---- ROWS

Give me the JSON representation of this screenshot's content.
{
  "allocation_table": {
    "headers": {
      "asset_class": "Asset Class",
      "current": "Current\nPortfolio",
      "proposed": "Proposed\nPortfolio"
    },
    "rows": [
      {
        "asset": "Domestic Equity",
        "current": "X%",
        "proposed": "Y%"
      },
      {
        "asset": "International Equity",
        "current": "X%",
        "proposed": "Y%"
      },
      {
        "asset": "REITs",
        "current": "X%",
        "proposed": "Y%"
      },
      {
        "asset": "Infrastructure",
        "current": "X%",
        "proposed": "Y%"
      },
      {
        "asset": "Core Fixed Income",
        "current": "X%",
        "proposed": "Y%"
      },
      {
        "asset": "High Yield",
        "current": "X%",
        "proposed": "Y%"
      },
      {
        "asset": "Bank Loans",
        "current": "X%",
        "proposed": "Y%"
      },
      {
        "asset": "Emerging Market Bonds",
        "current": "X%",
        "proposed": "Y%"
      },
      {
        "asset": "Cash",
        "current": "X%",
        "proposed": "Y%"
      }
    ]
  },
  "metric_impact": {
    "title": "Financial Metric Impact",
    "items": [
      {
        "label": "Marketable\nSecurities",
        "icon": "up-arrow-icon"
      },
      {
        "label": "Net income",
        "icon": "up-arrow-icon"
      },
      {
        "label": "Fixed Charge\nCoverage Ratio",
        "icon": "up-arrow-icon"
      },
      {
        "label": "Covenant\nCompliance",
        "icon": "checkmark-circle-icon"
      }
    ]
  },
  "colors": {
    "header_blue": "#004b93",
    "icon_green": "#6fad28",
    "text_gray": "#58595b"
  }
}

--------

THE PROBLEM: Reproduce the entries above exactly.

TASK ANSWER:
Give me the JSON representation of this screenshot's content.
{
  "allocation_table": {
    "headers": {
      "asset_class": "Asset Class",
      "current": "Current\nPortfolio",
      "proposed": "Proposed\nPortfolio"
    },
    "rows": [
      {
        "asset": "Domestic Equity",
        "current": "X%",
        "proposed": "Y%"
      },
      {
        "asset": "International Equity",
        "current": "X%",
        "proposed": "Y%"
      },
      {
        "asset": "REITs",
        "current": "X%",
        "proposed": "Y%"
      },
      {
        "asset": "Infrastructure",
        "current": "X%",
        "proposed": "Y%"
      },
      {
        "asset": "Core Fixed Income",
        "current": "X%",
        "proposed": "Y%"
      },
      {
        "asset": "High Yield",
        "current": "X%",
        "proposed": "Y%"
      },
      {
        "asset": "Bank Loans",
        "current": "X%",
        "proposed": "Y%"
      },
      {
        "asset": "Emerging Market Bonds",
        "current": "X%",
        "proposed": "Y%"
      },
      {
        "asset": "Cash",
        "current": "X%",
        "proposed": "Y%"
      }
    ]
  },
  "metric_impact": {
    "title": "Financial Metric Impact",
    "items": [
      {
        "label": "Marketable\nSecurities",
        "icon": "up-arrow-icon"
      },
      {
        "label": "Net income",
        "icon": "up-arrow-icon"
      },
      {
        "label": "Fixed Charge\nCoverage Ratio",
        "icon": "up-arrow-icon"
      },
      {
        "label": "Covenant\nCompliance",
        "icon": "checkmark-circle-icon"
      }
    ]
  },
  "colors": {
    "header_blue": "#004b93",
    "icon_green": "#6fad28",
    "text_gray": "#58595b"
  }
}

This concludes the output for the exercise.